_Stated task_
Wherever the string "WorkSpace" appears in a line, extract that line.

Stored data
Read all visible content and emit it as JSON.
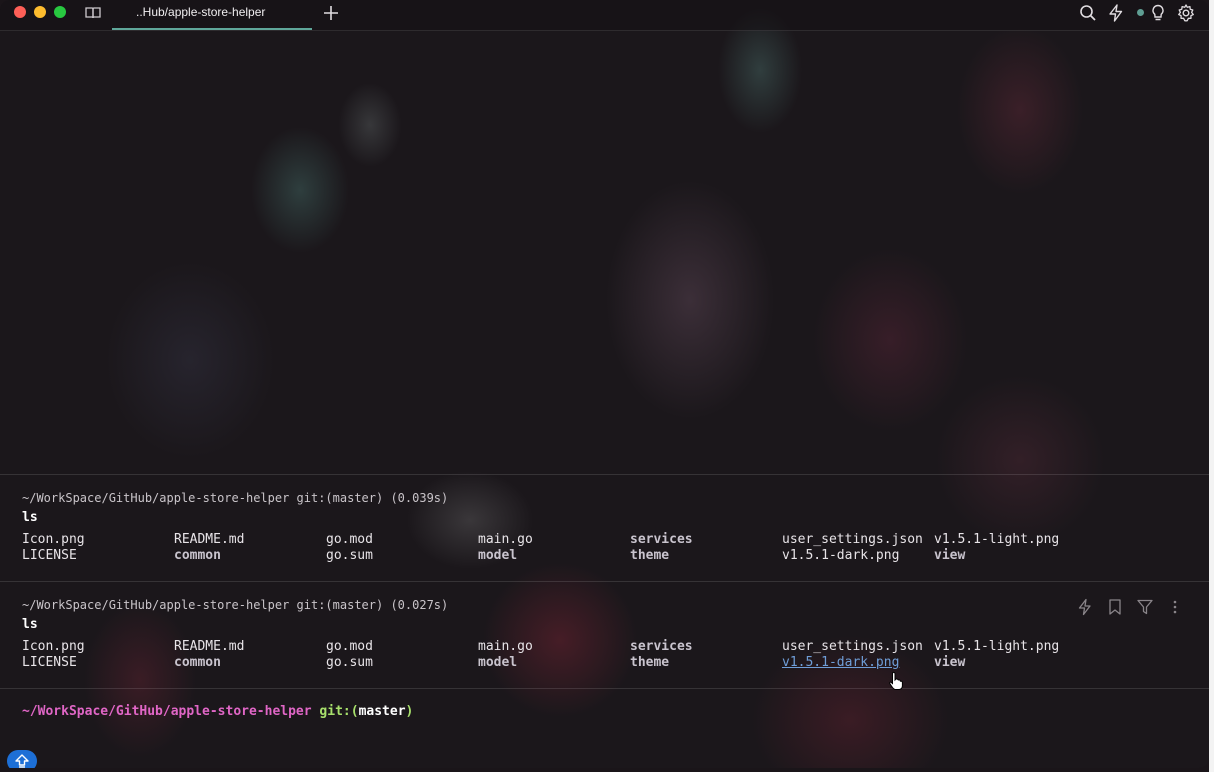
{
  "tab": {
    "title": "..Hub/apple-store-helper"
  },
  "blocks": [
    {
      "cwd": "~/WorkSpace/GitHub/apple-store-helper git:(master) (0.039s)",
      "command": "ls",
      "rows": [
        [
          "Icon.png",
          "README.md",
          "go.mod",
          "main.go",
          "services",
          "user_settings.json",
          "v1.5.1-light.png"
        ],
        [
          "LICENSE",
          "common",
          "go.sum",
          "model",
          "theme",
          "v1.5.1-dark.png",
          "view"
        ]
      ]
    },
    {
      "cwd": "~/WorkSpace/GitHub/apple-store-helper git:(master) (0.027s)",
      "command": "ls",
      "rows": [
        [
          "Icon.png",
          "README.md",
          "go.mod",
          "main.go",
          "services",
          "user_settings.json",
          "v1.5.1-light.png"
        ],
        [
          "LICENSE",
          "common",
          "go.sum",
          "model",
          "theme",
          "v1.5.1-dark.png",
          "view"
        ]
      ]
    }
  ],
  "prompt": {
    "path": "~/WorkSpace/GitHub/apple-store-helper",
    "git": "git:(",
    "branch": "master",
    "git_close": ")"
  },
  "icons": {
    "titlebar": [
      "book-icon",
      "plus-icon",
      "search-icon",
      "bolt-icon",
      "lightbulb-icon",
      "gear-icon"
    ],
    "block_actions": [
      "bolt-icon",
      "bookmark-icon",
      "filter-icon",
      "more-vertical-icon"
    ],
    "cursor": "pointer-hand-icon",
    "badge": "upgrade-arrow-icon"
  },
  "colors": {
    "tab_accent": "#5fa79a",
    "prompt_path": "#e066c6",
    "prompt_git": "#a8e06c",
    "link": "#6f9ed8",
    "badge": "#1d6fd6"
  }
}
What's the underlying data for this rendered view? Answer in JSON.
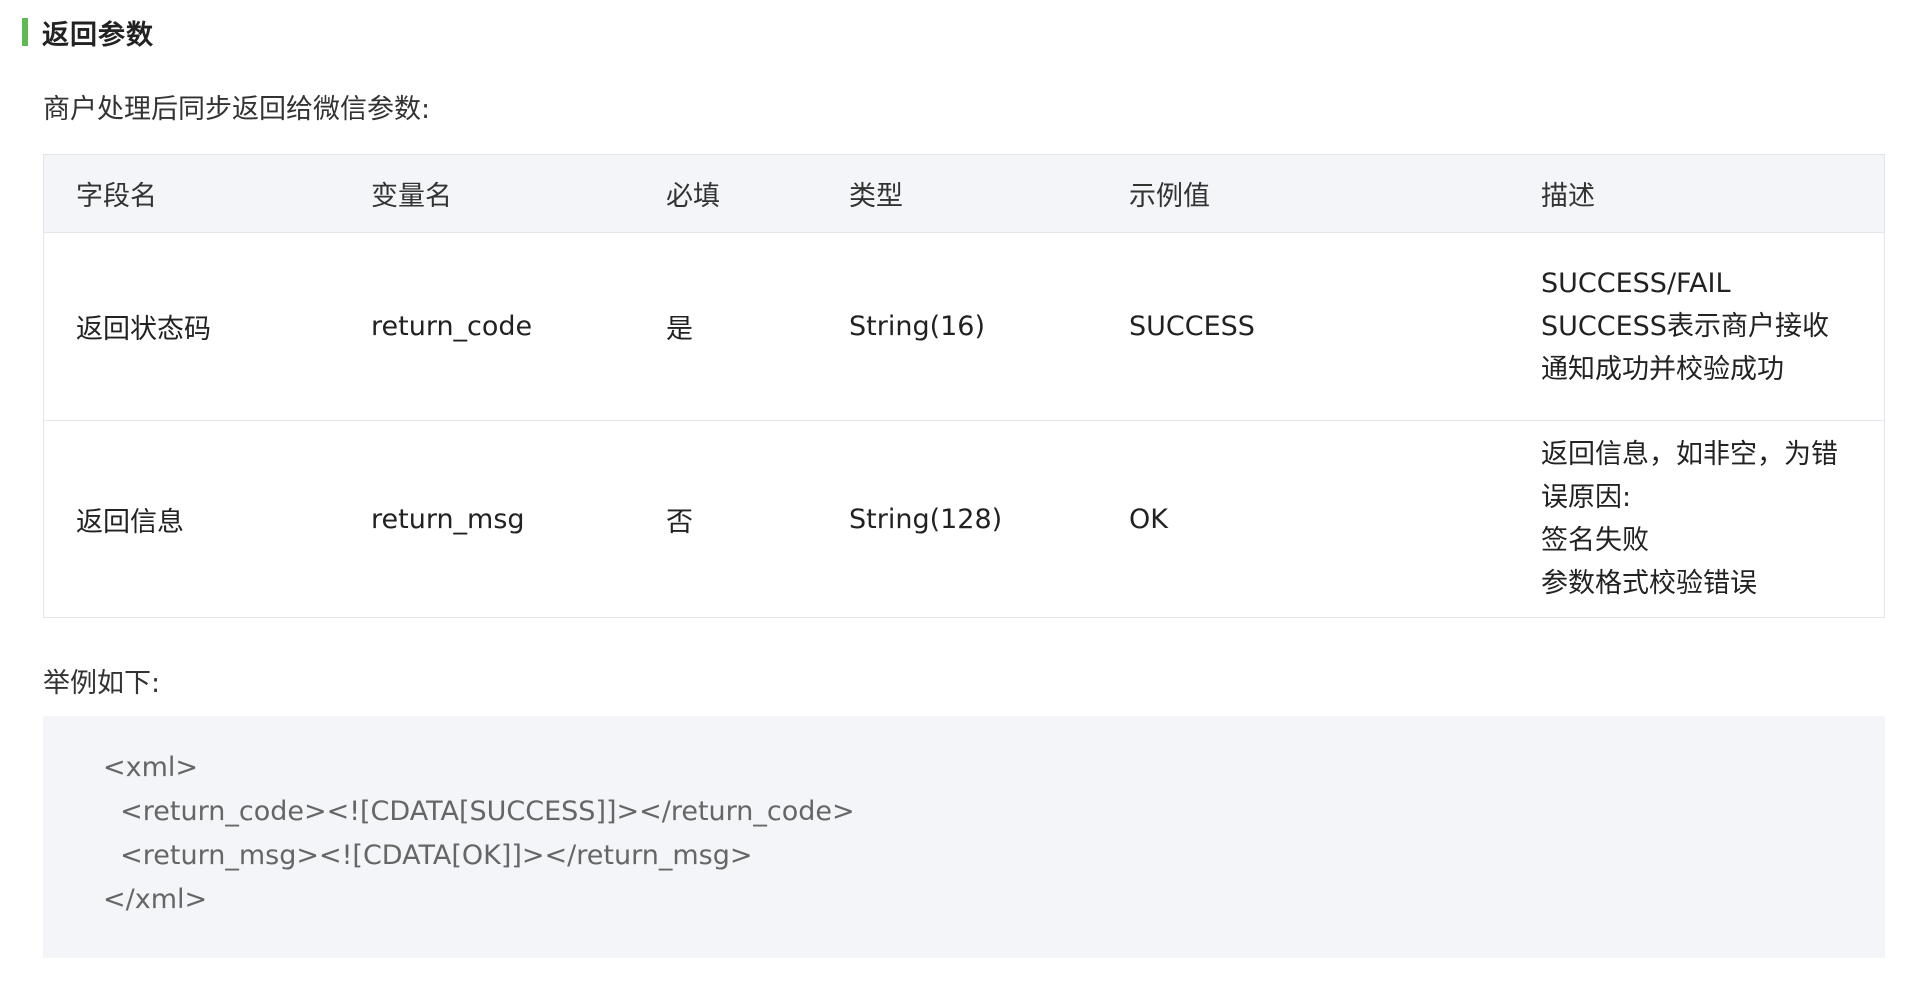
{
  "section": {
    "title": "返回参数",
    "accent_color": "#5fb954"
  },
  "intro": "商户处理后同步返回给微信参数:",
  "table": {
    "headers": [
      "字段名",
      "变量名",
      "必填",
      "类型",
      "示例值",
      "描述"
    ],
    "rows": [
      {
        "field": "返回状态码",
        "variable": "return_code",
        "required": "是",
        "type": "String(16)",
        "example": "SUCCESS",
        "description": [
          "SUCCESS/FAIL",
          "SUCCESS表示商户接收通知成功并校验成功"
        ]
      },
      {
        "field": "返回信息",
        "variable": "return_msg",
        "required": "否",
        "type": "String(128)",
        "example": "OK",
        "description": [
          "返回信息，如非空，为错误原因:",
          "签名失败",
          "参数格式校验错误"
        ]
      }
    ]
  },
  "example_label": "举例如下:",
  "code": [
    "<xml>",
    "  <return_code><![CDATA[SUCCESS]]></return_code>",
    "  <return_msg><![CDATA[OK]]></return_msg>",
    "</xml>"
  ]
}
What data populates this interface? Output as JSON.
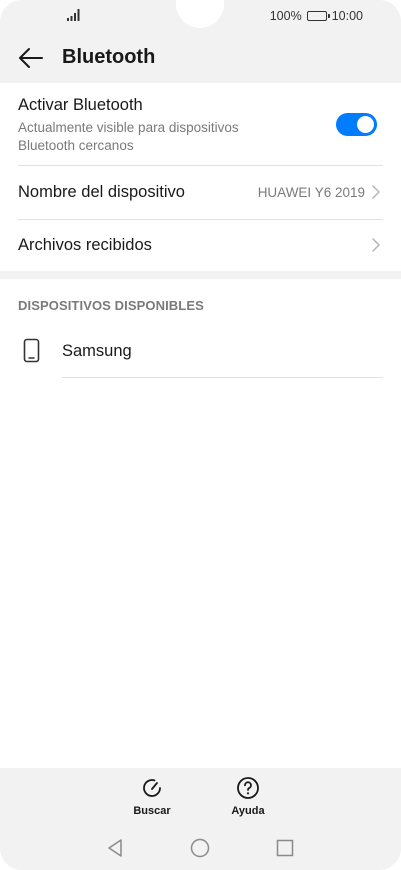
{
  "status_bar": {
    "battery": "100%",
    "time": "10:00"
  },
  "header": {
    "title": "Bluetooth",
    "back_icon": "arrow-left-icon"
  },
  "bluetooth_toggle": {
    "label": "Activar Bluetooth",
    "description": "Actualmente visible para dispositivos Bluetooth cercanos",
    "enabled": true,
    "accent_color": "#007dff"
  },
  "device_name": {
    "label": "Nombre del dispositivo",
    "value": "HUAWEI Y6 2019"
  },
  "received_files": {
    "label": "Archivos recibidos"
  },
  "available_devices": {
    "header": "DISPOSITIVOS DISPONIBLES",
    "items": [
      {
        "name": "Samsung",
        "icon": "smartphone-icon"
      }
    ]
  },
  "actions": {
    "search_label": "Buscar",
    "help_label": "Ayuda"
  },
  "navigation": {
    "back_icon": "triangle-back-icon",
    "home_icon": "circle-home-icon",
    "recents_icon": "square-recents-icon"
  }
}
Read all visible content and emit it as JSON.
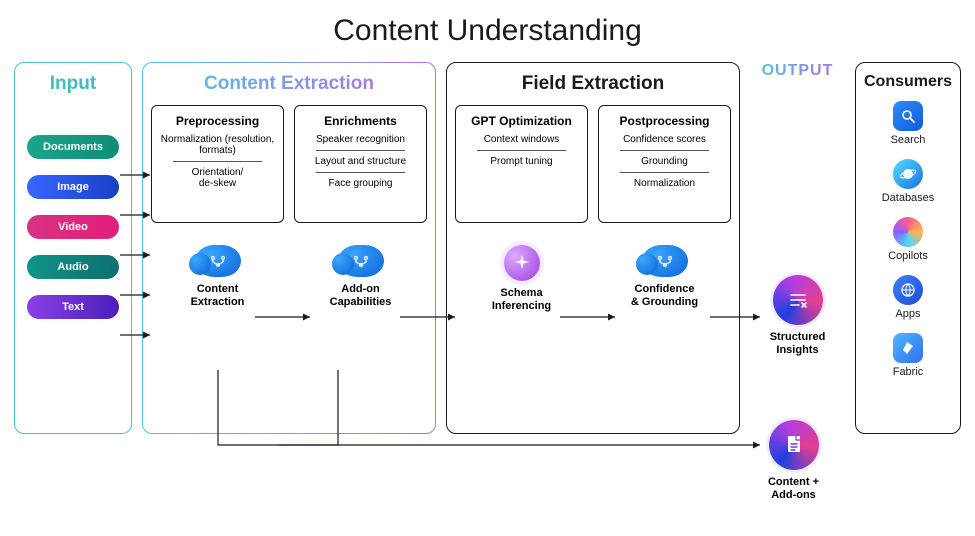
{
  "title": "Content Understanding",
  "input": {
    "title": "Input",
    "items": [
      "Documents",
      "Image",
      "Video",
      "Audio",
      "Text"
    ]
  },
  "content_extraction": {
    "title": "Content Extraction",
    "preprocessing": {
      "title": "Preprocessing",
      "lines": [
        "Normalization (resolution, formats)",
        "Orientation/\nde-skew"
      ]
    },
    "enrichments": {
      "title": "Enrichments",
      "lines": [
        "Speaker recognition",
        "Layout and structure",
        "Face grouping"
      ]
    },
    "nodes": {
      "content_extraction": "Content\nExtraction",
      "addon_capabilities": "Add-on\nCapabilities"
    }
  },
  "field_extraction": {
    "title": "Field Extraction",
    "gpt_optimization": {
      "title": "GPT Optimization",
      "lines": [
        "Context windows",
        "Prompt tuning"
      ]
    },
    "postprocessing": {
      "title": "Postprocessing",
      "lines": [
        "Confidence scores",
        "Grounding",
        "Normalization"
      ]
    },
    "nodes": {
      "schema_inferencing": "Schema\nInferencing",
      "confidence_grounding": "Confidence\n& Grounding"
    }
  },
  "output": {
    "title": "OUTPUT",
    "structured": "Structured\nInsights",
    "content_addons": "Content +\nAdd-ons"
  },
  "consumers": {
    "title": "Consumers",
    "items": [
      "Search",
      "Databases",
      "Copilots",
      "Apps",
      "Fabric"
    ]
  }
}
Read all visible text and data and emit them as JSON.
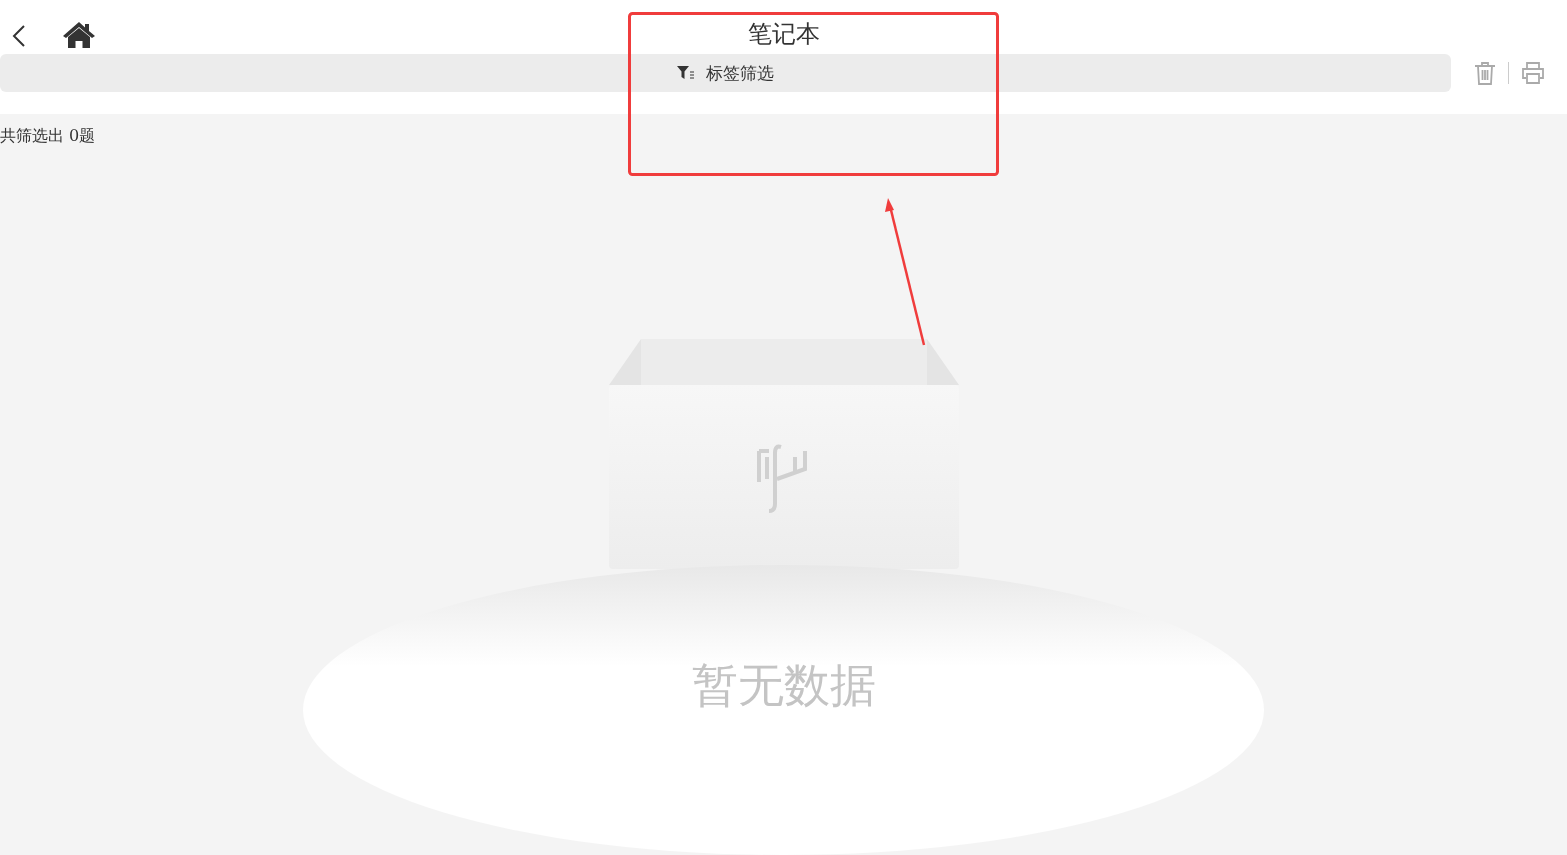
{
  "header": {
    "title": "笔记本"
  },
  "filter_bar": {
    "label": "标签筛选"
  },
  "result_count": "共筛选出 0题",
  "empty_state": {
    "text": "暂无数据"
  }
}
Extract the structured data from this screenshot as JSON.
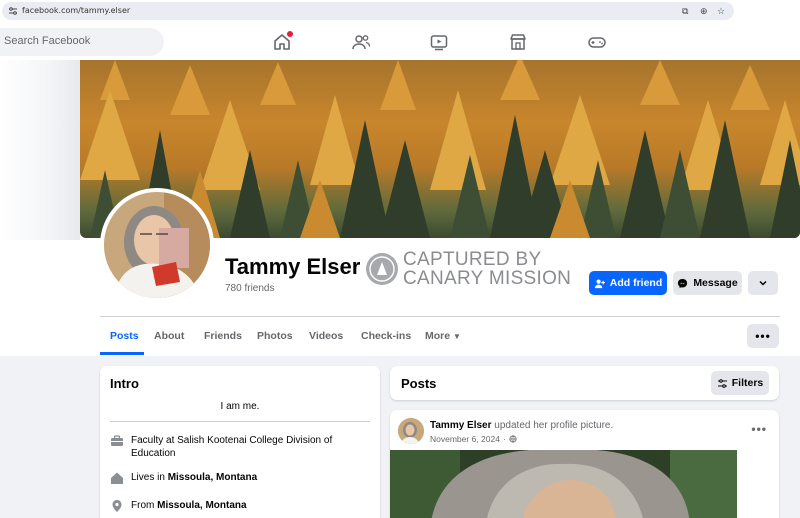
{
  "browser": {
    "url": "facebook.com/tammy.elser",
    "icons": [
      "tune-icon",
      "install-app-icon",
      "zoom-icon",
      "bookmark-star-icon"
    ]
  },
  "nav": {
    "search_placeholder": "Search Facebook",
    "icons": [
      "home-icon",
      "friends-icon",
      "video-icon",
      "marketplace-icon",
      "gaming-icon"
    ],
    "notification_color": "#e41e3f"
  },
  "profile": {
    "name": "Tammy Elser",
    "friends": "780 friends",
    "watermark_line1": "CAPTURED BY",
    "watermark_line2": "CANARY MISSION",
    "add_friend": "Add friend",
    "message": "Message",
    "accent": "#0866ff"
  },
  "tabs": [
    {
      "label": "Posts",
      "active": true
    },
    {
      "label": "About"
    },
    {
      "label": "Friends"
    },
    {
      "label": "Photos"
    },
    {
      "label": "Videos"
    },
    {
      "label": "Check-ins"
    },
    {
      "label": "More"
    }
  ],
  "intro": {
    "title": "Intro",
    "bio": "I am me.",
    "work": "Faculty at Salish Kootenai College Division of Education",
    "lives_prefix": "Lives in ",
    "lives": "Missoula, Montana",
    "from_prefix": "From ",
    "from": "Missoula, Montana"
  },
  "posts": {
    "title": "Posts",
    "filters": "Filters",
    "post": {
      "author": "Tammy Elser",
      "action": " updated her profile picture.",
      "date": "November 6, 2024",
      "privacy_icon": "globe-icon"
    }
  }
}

_Exercise response_
      "cwd": "~/WorkSpace/GitHub/apple-store-helper git:(master) (0.039s)",
      "cwd": "~/WorkSpace/GitHub/apple-store-helper git:(master) (0.027s)",
    "path": "~/WorkSpace/GitHub/apple-store-helper",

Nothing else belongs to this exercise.